#### EXERCISE INSTRUCTIONS
Go through the records and show each line where the word "Statutu" occurs.

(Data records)
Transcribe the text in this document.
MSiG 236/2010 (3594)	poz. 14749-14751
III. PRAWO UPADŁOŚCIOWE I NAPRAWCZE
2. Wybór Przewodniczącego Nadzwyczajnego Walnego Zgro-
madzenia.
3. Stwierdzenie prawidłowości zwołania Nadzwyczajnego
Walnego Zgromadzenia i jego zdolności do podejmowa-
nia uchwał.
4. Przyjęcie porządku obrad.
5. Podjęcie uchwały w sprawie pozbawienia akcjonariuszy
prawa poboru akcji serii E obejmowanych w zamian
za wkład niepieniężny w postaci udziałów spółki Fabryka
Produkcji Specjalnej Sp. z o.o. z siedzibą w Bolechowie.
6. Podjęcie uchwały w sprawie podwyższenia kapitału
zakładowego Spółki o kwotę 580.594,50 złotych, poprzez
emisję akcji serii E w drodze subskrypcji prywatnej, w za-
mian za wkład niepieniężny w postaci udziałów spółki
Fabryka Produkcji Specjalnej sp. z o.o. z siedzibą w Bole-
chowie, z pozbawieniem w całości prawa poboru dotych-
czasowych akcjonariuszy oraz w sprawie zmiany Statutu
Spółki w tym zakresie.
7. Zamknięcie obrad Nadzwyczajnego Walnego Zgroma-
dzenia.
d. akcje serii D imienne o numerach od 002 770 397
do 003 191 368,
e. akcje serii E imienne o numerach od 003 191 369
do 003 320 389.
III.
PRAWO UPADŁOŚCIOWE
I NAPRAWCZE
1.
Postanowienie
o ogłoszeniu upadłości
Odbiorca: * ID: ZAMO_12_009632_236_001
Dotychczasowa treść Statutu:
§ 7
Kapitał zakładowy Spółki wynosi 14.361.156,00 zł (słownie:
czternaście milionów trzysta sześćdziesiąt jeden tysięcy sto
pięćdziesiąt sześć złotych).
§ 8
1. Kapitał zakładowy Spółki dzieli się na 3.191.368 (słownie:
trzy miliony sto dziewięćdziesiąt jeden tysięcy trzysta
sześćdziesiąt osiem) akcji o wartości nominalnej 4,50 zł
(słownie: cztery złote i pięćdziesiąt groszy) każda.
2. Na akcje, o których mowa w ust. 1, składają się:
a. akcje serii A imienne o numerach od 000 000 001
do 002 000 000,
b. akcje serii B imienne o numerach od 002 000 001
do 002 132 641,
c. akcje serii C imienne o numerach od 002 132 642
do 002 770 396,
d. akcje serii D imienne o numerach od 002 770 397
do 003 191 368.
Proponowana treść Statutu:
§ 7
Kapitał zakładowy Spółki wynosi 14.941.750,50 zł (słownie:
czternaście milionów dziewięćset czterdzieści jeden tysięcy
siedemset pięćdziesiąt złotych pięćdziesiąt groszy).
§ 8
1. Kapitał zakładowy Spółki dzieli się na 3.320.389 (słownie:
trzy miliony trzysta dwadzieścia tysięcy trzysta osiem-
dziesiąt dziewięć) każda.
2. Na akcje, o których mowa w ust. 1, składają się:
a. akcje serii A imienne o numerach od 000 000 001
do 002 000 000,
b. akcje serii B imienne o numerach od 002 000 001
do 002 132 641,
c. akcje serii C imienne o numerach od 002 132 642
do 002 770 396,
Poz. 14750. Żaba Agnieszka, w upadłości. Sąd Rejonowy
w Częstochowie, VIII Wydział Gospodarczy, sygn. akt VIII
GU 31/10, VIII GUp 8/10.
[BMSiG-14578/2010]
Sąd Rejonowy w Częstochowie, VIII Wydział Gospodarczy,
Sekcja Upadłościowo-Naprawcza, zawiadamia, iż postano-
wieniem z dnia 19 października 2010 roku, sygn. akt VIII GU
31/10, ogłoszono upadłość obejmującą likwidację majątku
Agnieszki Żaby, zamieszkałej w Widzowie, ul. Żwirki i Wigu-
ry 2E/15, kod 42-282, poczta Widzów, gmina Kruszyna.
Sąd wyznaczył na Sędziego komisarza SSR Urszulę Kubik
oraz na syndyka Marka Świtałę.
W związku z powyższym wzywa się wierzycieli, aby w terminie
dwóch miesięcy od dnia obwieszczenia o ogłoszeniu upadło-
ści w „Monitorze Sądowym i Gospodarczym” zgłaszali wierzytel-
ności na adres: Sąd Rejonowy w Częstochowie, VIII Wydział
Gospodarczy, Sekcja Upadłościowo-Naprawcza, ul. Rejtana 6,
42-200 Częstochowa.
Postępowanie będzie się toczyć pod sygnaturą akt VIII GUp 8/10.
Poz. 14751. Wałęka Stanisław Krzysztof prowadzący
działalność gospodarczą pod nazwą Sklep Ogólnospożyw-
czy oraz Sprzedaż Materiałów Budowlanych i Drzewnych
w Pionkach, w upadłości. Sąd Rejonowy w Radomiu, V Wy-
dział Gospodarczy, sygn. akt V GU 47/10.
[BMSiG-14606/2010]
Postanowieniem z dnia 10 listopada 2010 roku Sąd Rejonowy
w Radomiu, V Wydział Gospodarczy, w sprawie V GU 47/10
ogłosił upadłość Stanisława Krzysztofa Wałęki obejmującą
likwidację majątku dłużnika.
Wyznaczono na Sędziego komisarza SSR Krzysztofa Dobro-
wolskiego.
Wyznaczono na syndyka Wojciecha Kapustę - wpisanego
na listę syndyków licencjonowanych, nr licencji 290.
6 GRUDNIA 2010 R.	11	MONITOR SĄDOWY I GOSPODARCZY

#### CORRECT RESULT
czasowych akcjonariuszy oraz w sprawie zmiany Statutu
Dotychczasowa treść Statutu:
Proponowana treść Statutu:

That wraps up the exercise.